■ EXERCISE TASK ■
Reproduce every one of the records below verbatim, keeping each line unchanged and in its original order.

►

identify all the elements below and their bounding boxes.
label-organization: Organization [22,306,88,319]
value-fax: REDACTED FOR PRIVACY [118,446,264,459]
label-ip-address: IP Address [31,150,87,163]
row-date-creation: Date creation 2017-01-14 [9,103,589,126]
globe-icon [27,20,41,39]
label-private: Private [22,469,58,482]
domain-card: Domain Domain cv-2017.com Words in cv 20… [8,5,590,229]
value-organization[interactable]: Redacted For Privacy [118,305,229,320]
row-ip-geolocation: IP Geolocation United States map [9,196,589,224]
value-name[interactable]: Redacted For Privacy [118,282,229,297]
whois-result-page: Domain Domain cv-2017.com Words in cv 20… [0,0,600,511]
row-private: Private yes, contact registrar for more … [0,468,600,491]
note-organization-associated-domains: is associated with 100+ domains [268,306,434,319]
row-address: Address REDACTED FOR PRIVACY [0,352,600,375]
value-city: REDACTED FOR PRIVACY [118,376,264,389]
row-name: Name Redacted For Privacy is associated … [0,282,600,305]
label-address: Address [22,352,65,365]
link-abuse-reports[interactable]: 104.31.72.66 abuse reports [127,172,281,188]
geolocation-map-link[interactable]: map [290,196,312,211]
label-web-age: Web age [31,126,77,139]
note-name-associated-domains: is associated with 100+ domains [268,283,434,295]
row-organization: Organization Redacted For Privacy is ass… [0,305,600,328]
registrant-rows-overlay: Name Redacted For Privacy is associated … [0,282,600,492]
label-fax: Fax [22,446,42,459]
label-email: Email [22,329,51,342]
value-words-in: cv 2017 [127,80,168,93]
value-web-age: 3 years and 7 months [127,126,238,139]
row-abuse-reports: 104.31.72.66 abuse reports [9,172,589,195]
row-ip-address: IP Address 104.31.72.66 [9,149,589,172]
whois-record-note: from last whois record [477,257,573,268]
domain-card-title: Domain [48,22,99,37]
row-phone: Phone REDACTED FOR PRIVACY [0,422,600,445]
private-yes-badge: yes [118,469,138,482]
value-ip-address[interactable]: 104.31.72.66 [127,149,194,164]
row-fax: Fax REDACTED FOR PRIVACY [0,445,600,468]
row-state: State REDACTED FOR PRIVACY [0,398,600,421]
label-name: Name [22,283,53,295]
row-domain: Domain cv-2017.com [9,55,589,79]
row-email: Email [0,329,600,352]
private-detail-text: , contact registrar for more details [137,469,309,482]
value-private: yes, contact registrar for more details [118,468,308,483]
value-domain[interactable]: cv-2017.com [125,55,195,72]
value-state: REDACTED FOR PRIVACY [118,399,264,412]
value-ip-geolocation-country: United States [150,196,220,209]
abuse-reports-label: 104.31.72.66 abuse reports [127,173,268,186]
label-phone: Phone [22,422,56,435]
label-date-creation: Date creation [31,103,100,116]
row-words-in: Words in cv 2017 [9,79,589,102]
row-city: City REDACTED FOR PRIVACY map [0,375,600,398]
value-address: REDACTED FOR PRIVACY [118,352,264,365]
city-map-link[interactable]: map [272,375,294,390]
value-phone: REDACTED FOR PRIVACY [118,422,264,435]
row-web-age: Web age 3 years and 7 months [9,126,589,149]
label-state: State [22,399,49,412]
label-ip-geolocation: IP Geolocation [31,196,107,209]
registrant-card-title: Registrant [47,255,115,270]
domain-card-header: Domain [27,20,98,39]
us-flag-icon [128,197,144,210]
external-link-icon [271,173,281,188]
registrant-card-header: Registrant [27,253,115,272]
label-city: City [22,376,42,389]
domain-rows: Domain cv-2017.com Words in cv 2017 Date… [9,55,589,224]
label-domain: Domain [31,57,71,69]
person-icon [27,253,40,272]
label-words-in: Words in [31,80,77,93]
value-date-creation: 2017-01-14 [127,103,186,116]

◄

■ ANSWER BELOW ■
identify all the elements below and their bounding boxes.
label-organization: Organization [22,306,88,319]
value-fax: REDACTED FOR PRIVACY [118,446,264,459]
label-ip-address: IP Address [31,150,87,163]
row-date-creation: Date creation 2017-01-14 [9,103,589,126]
globe-icon [27,20,41,39]
label-private: Private [22,469,58,482]
domain-card: Domain Domain cv-2017.com Words in cv 20… [8,5,590,229]
value-organization[interactable]: Redacted For Privacy [118,305,229,320]
row-ip-geolocation: IP Geolocation United States map [9,196,589,224]
value-name[interactable]: Redacted For Privacy [118,282,229,297]
whois-result-page: Domain Domain cv-2017.com Words in cv 20… [0,0,600,511]
row-private: Private yes, contact registrar for more … [0,468,600,491]
note-organization-associated-domains: is associated with 100+ domains [268,306,434,319]
row-address: Address REDACTED FOR PRIVACY [0,352,600,375]
value-city: REDACTED FOR PRIVACY [118,376,264,389]
row-name: Name Redacted For Privacy is associated … [0,282,600,305]
label-address: Address [22,352,65,365]
link-abuse-reports[interactable]: 104.31.72.66 abuse reports [127,172,281,188]
geolocation-map-link[interactable]: map [290,196,312,211]
label-web-age: Web age [31,126,77,139]
note-name-associated-domains: is associated with 100+ domains [268,283,434,295]
row-organization: Organization Redacted For Privacy is ass… [0,305,600,328]
registrant-rows-overlay: Name Redacted For Privacy is associated … [0,282,600,492]
label-fax: Fax [22,446,42,459]
label-email: Email [22,329,51,342]
value-words-in: cv 2017 [127,80,168,93]
value-web-age: 3 years and 7 months [127,126,238,139]
row-abuse-reports: 104.31.72.66 abuse reports [9,172,589,195]
row-ip-address: IP Address 104.31.72.66 [9,149,589,172]
whois-record-note: from last whois record [477,257,573,268]
domain-card-title: Domain [48,22,99,37]
row-phone: Phone REDACTED FOR PRIVACY [0,422,600,445]
private-yes-badge: yes [118,469,138,482]
value-ip-address[interactable]: 104.31.72.66 [127,149,194,164]
row-fax: Fax REDACTED FOR PRIVACY [0,445,600,468]
row-state: State REDACTED FOR PRIVACY [0,398,600,421]
label-name: Name [22,283,53,295]
row-domain: Domain cv-2017.com [9,55,589,79]
row-email: Email [0,329,600,352]
private-detail-text: , contact registrar for more details [137,469,309,482]
value-private: yes, contact registrar for more details [118,468,308,483]
value-domain[interactable]: cv-2017.com [125,55,195,72]
value-state: REDACTED FOR PRIVACY [118,399,264,412]
value-ip-geolocation-country: United States [150,196,220,209]
abuse-reports-label: 104.31.72.66 abuse reports [127,173,268,186]
label-phone: Phone [22,422,56,435]
label-date-creation: Date creation [31,103,100,116]
row-words-in: Words in cv 2017 [9,79,589,102]
row-city: City REDACTED FOR PRIVACY map [0,375,600,398]
value-address: REDACTED FOR PRIVACY [118,352,264,365]
city-map-link[interactable]: map [272,375,294,390]
value-phone: REDACTED FOR PRIVACY [118,422,264,435]
row-web-age: Web age 3 years and 7 months [9,126,589,149]
label-state: State [22,399,49,412]
label-ip-geolocation: IP Geolocation [31,196,107,209]
registrant-card-title: Registrant [47,255,115,270]
domain-card-header: Domain [27,20,98,39]
us-flag-icon [128,197,144,210]
external-link-icon [271,173,281,188]
registrant-card-header: Registrant [27,253,115,272]
label-city: City [22,376,42,389]
domain-rows: Domain cv-2017.com Words in cv 2017 Date… [9,55,589,224]
label-domain: Domain [31,57,71,69]
person-icon [27,253,40,272]
label-words-in: Words in [31,80,77,93]
value-date-creation: 2017-01-14 [127,103,186,116]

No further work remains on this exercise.